* YOUR OBJECTIVE: Write the count of lines that contain the word "this" and nothing else.

----

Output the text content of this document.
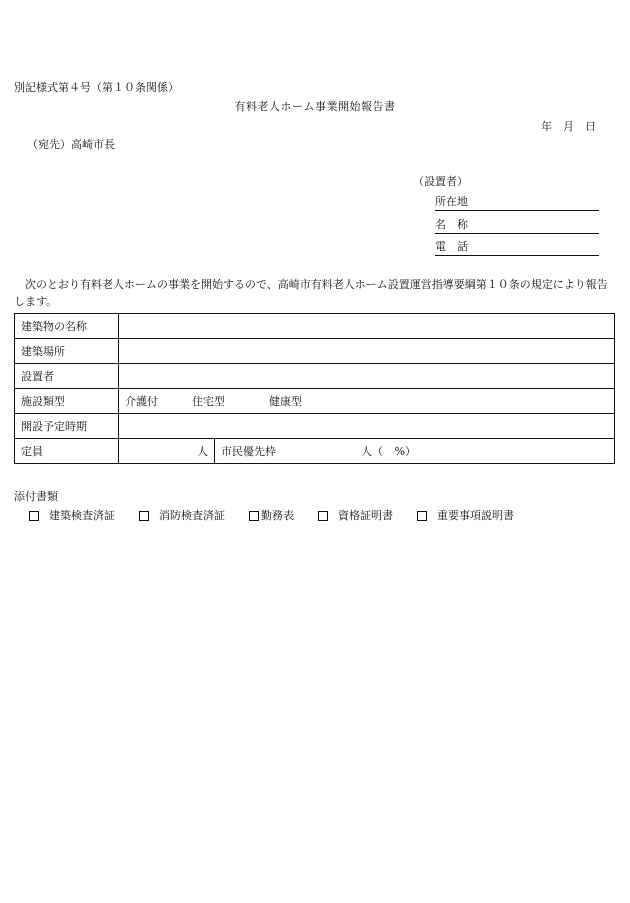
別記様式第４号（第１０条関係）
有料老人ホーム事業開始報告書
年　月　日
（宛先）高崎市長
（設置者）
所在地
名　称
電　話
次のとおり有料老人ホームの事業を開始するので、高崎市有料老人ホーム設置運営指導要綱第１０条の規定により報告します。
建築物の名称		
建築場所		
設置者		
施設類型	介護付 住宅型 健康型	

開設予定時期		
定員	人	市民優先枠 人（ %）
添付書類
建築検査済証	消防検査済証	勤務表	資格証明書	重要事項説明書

----

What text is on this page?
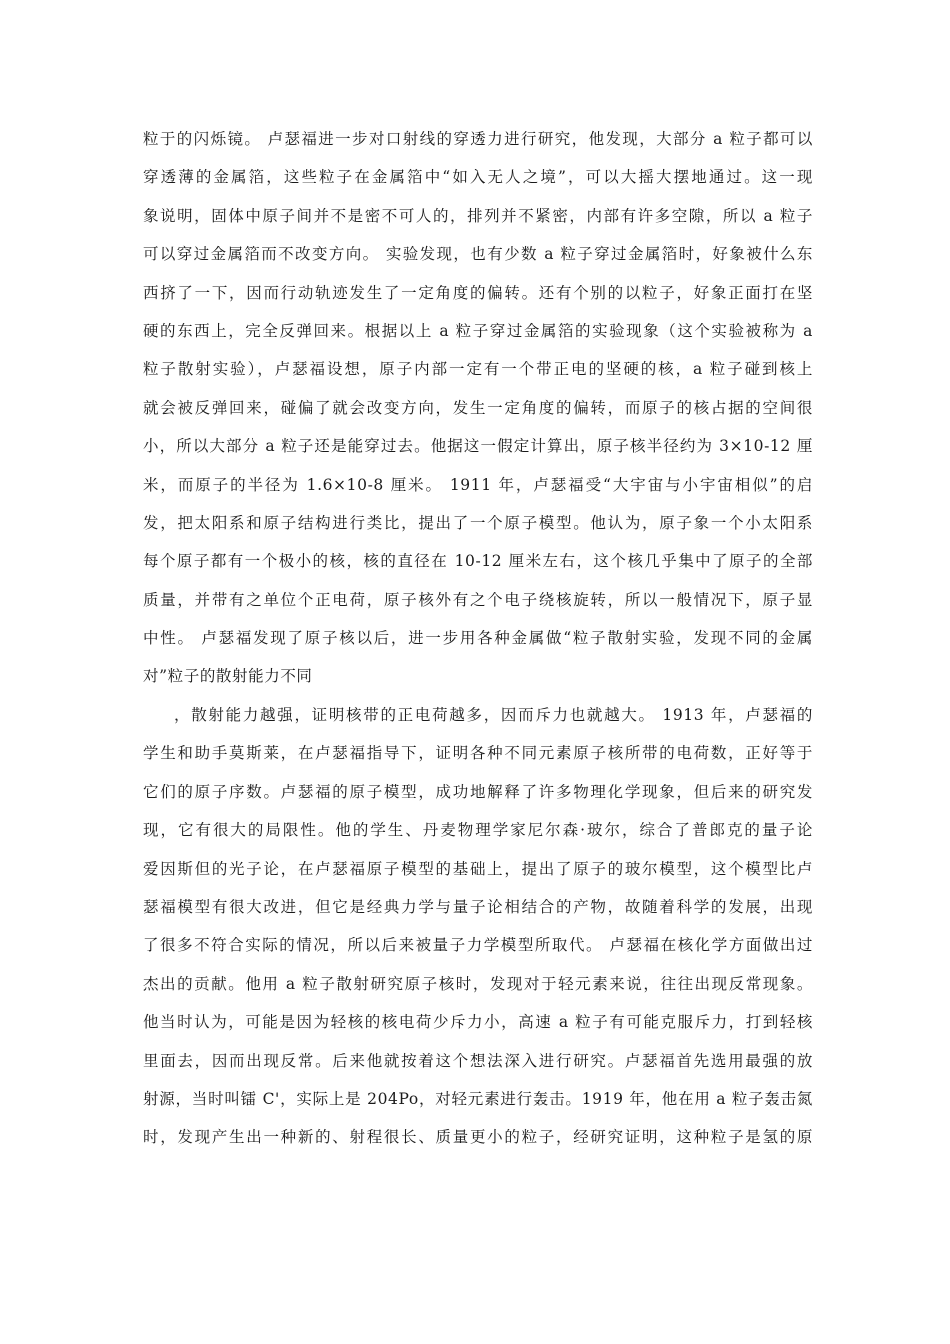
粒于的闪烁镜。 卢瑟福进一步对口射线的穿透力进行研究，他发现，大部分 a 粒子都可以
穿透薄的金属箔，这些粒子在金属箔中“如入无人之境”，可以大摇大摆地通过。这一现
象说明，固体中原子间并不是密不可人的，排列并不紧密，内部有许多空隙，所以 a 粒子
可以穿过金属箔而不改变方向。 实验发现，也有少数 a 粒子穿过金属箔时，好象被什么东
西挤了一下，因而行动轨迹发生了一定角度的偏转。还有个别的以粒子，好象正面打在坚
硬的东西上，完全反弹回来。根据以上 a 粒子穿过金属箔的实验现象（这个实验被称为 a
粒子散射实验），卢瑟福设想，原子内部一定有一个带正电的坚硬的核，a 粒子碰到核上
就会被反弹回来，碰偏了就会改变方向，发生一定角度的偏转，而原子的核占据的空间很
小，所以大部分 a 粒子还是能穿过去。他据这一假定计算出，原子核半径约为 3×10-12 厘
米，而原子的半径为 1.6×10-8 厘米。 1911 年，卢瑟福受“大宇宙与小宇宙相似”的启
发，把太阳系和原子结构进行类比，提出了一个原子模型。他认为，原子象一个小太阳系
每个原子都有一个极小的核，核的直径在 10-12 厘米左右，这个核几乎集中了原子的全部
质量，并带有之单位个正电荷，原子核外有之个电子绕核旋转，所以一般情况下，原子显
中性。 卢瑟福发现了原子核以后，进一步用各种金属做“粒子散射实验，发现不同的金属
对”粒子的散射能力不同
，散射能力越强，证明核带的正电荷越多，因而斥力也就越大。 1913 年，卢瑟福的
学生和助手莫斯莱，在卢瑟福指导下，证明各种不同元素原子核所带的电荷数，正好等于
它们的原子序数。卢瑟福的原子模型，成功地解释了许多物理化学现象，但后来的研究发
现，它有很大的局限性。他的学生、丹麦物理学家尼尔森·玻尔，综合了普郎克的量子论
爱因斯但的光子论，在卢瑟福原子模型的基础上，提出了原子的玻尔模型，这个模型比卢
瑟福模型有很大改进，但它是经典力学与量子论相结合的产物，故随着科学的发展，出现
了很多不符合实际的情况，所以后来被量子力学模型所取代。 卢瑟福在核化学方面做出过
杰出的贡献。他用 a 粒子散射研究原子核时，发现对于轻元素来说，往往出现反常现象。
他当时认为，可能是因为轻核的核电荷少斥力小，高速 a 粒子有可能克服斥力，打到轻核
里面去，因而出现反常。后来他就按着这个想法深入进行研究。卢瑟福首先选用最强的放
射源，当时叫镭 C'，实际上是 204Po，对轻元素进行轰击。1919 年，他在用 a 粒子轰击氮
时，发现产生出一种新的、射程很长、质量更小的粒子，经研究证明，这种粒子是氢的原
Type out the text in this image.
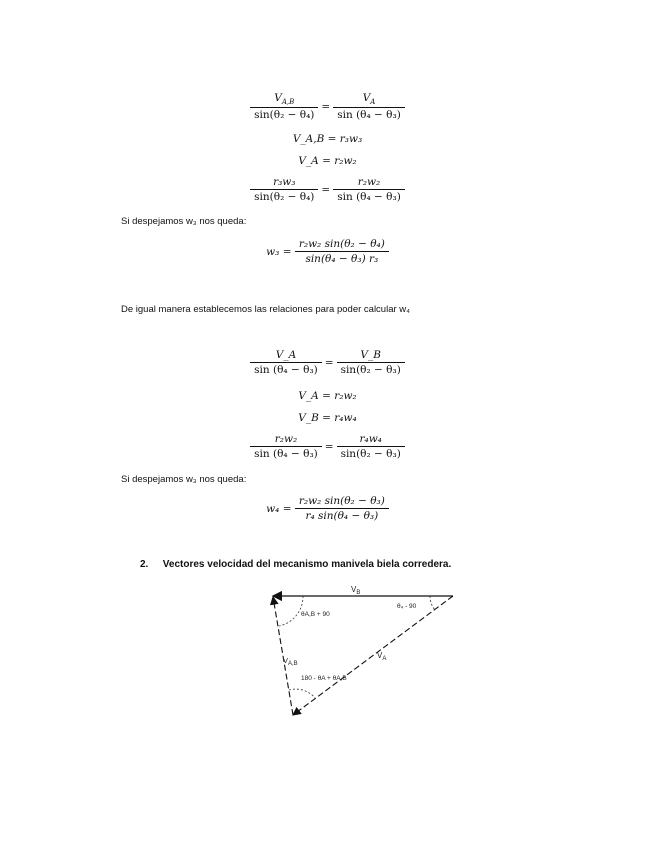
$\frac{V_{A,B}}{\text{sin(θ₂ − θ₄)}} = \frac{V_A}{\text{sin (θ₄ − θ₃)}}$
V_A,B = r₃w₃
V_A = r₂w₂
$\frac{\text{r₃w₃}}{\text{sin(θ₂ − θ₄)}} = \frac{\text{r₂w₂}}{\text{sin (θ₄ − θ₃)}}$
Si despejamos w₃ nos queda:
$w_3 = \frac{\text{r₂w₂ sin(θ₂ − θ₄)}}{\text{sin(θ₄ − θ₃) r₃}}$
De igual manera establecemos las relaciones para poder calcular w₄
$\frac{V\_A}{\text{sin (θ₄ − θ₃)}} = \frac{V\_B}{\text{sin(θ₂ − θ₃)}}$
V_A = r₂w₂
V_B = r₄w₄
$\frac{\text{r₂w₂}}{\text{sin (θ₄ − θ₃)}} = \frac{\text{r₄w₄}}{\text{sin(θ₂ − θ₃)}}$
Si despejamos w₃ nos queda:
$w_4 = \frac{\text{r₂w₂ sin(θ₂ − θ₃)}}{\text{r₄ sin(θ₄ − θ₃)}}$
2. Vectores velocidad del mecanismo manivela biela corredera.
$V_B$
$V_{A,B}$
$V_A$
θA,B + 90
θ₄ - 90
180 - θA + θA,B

----

* FULL ANSWER: 3